■ AIM OF THE TASK
Would you retype all of these records exactly?

■ EXERCISE DATA
──────

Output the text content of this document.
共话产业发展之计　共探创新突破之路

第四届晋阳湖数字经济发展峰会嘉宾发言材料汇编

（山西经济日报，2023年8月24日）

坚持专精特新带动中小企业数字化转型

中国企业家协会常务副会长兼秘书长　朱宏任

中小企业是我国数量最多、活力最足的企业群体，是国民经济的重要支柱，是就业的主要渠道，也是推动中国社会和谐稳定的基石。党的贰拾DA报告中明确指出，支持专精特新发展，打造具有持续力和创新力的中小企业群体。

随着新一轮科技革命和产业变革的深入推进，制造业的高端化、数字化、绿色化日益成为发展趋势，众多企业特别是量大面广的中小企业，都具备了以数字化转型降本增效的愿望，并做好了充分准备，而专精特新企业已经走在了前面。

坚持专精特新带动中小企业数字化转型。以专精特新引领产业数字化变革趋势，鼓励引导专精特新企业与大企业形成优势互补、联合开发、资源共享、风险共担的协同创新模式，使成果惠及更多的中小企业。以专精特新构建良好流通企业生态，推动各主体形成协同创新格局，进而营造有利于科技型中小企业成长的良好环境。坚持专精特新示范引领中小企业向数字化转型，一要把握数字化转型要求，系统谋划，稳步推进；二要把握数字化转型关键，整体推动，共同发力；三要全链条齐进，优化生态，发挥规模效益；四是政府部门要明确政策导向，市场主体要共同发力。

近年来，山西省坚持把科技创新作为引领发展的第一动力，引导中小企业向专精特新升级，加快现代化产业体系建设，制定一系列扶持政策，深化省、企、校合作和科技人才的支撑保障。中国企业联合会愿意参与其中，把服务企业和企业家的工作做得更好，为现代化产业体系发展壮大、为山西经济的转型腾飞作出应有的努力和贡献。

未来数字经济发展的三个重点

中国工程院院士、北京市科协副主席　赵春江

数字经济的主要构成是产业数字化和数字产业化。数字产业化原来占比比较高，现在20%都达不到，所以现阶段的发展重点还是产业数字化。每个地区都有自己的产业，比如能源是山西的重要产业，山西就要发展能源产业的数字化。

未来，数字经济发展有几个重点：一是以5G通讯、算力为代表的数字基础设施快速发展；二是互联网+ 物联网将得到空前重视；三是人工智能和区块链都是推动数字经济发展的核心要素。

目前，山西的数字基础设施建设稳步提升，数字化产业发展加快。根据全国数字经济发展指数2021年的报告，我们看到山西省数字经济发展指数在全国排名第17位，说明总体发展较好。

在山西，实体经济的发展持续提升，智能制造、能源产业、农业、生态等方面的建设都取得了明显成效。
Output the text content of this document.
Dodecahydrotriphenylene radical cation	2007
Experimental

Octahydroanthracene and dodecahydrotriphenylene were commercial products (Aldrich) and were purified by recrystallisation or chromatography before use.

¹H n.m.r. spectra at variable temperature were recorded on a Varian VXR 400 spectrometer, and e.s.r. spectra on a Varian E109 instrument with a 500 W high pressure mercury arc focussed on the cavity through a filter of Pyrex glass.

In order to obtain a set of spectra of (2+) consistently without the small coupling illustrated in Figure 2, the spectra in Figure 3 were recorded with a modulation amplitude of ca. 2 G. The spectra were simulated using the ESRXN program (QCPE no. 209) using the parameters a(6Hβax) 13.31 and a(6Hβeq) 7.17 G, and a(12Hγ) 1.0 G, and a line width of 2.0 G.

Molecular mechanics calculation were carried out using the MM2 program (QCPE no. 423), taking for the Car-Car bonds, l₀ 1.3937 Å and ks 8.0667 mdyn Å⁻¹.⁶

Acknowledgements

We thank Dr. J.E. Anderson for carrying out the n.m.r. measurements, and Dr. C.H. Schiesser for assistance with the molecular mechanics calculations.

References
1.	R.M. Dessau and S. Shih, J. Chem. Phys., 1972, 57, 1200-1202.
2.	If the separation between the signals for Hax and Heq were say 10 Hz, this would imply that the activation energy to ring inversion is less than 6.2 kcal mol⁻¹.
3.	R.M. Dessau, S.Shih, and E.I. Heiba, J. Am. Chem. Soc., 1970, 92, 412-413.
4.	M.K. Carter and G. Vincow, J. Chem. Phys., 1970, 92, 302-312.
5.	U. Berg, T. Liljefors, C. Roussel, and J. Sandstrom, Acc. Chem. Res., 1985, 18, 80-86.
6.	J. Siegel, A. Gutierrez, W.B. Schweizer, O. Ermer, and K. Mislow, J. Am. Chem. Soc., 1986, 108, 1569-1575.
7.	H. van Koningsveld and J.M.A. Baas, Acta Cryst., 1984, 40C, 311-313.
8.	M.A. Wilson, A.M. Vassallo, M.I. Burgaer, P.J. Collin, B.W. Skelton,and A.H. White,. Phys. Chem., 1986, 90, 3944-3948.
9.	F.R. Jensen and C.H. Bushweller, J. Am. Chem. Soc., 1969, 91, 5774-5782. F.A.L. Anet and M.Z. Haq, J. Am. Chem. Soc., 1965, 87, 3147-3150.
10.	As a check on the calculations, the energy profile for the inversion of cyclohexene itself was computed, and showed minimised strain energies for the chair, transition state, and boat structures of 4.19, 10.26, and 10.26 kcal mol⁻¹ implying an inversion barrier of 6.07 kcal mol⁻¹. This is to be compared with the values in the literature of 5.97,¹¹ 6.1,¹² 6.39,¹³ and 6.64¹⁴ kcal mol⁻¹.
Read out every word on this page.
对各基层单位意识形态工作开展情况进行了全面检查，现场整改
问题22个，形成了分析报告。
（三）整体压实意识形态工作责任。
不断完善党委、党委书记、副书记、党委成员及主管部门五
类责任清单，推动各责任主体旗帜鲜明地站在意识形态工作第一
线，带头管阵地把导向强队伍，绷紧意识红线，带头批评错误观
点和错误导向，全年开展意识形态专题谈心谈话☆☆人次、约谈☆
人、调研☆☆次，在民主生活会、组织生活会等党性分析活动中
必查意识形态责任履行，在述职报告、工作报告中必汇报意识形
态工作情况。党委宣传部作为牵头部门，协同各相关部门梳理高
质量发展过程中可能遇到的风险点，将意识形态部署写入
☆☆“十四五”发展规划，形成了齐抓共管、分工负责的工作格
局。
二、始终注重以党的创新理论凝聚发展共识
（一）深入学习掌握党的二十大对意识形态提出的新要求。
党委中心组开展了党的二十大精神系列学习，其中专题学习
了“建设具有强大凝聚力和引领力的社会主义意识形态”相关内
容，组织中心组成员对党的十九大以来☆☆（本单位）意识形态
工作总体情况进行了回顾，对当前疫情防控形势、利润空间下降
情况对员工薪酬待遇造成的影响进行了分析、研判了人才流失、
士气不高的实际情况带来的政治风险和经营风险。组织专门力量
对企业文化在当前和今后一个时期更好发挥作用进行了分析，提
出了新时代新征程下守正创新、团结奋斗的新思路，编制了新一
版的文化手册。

──────

■ COMPLETED EXERCISE
Output the text content of this document.
共话产业发展之计　共探创新突破之路

第四届晋阳湖数字经济发展峰会嘉宾发言材料汇编

（山西经济日报，2023年8月24日）

坚持专精特新带动中小企业数字化转型

中国企业家协会常务副会长兼秘书长　朱宏任

中小企业是我国数量最多、活力最足的企业群体，是国民经济的重要支柱，是就业的主要渠道，也是推动中国社会和谐稳定的基石。党的贰拾DA报告中明确指出，支持专精特新发展，打造具有持续力和创新力的中小企业群体。

随着新一轮科技革命和产业变革的深入推进，制造业的高端化、数字化、绿色化日益成为发展趋势，众多企业特别是量大面广的中小企业，都具备了以数字化转型降本增效的愿望，并做好了充分准备，而专精特新企业已经走在了前面。

坚持专精特新带动中小企业数字化转型。以专精特新引领产业数字化变革趋势，鼓励引导专精特新企业与大企业形成优势互补、联合开发、资源共享、风险共担的协同创新模式，使成果惠及更多的中小企业。以专精特新构建良好流通企业生态，推动各主体形成协同创新格局，进而营造有利于科技型中小企业成长的良好环境。坚持专精特新示范引领中小企业向数字化转型，一要把握数字化转型要求，系统谋划，稳步推进；二要把握数字化转型关键，整体推动，共同发力；三要全链条齐进，优化生态，发挥规模效益；四是政府部门要明确政策导向，市场主体要共同发力。

近年来，山西省坚持把科技创新作为引领发展的第一动力，引导中小企业向专精特新升级，加快现代化产业体系建设，制定一系列扶持政策，深化省、企、校合作和科技人才的支撑保障。中国企业联合会愿意参与其中，把服务企业和企业家的工作做得更好，为现代化产业体系发展壮大、为山西经济的转型腾飞作出应有的努力和贡献。

未来数字经济发展的三个重点

中国工程院院士、北京市科协副主席　赵春江

数字经济的主要构成是产业数字化和数字产业化。数字产业化原来占比比较高，现在20%都达不到，所以现阶段的发展重点还是产业数字化。每个地区都有自己的产业，比如能源是山西的重要产业，山西就要发展能源产业的数字化。

未来，数字经济发展有几个重点：一是以5G通讯、算力为代表的数字基础设施快速发展；二是互联网+ 物联网将得到空前重视；三是人工智能和区块链都是推动数字经济发展的核心要素。

目前，山西的数字基础设施建设稳步提升，数字化产业发展加快。根据全国数字经济发展指数2021年的报告，我们看到山西省数字经济发展指数在全国排名第17位，说明总体发展较好。

在山西，实体经济的发展持续提升，智能制造、能源产业、农业、生态等方面的建设都取得了明显成效。
Output the text content of this document.
Dodecahydrotriphenylene radical cation	2007
Experimental

Octahydroanthracene and dodecahydrotriphenylene were commercial products (Aldrich) and were purified by recrystallisation or chromatography before use.

¹H n.m.r. spectra at variable temperature were recorded on a Varian VXR 400 spectrometer, and e.s.r. spectra on a Varian E109 instrument with a 500 W high pressure mercury arc focussed on the cavity through a filter of Pyrex glass.

In order to obtain a set of spectra of (2+) consistently without the small coupling illustrated in Figure 2, the spectra in Figure 3 were recorded with a modulation amplitude of ca. 2 G. The spectra were simulated using the ESRXN program (QCPE no. 209) using the parameters a(6Hβax) 13.31 and a(6Hβeq) 7.17 G, and a(12Hγ) 1.0 G, and a line width of 2.0 G.

Molecular mechanics calculation were carried out using the MM2 program (QCPE no. 423), taking for the Car-Car bonds, l₀ 1.3937 Å and ks 8.0667 mdyn Å⁻¹.⁶

Acknowledgements

We thank Dr. J.E. Anderson for carrying out the n.m.r. measurements, and Dr. C.H. Schiesser for assistance with the molecular mechanics calculations.

References
1.	R.M. Dessau and S. Shih, J. Chem. Phys., 1972, 57, 1200-1202.
2.	If the separation between the signals for Hax and Heq were say 10 Hz, this would imply that the activation energy to ring inversion is less than 6.2 kcal mol⁻¹.
3.	R.M. Dessau, S.Shih, and E.I. Heiba, J. Am. Chem. Soc., 1970, 92, 412-413.
4.	M.K. Carter and G. Vincow, J. Chem. Phys., 1970, 92, 302-312.
5.	U. Berg, T. Liljefors, C. Roussel, and J. Sandstrom, Acc. Chem. Res., 1985, 18, 80-86.
6.	J. Siegel, A. Gutierrez, W.B. Schweizer, O. Ermer, and K. Mislow, J. Am. Chem. Soc., 1986, 108, 1569-1575.
7.	H. van Koningsveld and J.M.A. Baas, Acta Cryst., 1984, 40C, 311-313.
8.	M.A. Wilson, A.M. Vassallo, M.I. Burgaer, P.J. Collin, B.W. Skelton,and A.H. White,. Phys. Chem., 1986, 90, 3944-3948.
9.	F.R. Jensen and C.H. Bushweller, J. Am. Chem. Soc., 1969, 91, 5774-5782. F.A.L. Anet and M.Z. Haq, J. Am. Chem. Soc., 1965, 87, 3147-3150.
10.	As a check on the calculations, the energy profile for the inversion of cyclohexene itself was computed, and showed minimised strain energies for the chair, transition state, and boat structures of 4.19, 10.26, and 10.26 kcal mol⁻¹ implying an inversion barrier of 6.07 kcal mol⁻¹. This is to be compared with the values in the literature of 5.97,¹¹ 6.1,¹² 6.39,¹³ and 6.64¹⁴ kcal mol⁻¹.
Read out every word on this page.
对各基层单位意识形态工作开展情况进行了全面检查，现场整改
问题22个，形成了分析报告。
（三）整体压实意识形态工作责任。
不断完善党委、党委书记、副书记、党委成员及主管部门五
类责任清单，推动各责任主体旗帜鲜明地站在意识形态工作第一
线，带头管阵地把导向强队伍，绷紧意识红线，带头批评错误观
点和错误导向，全年开展意识形态专题谈心谈话☆☆人次、约谈☆
人、调研☆☆次，在民主生活会、组织生活会等党性分析活动中
必查意识形态责任履行，在述职报告、工作报告中必汇报意识形
态工作情况。党委宣传部作为牵头部门，协同各相关部门梳理高
质量发展过程中可能遇到的风险点，将意识形态部署写入
☆☆“十四五”发展规划，形成了齐抓共管、分工负责的工作格
局。
二、始终注重以党的创新理论凝聚发展共识
（一）深入学习掌握党的二十大对意识形态提出的新要求。
党委中心组开展了党的二十大精神系列学习，其中专题学习
了“建设具有强大凝聚力和引领力的社会主义意识形态”相关内
容，组织中心组成员对党的十九大以来☆☆（本单位）意识形态
工作总体情况进行了回顾，对当前疫情防控形势、利润空间下降
情况对员工薪酬待遇造成的影响进行了分析、研判了人才流失、
士气不高的实际情况带来的政治风险和经营风险。组织专门力量
对企业文化在当前和今后一个时期更好发挥作用进行了分析，提
出了新时代新征程下守正创新、团结奋斗的新思路，编制了新一
版的文化手册。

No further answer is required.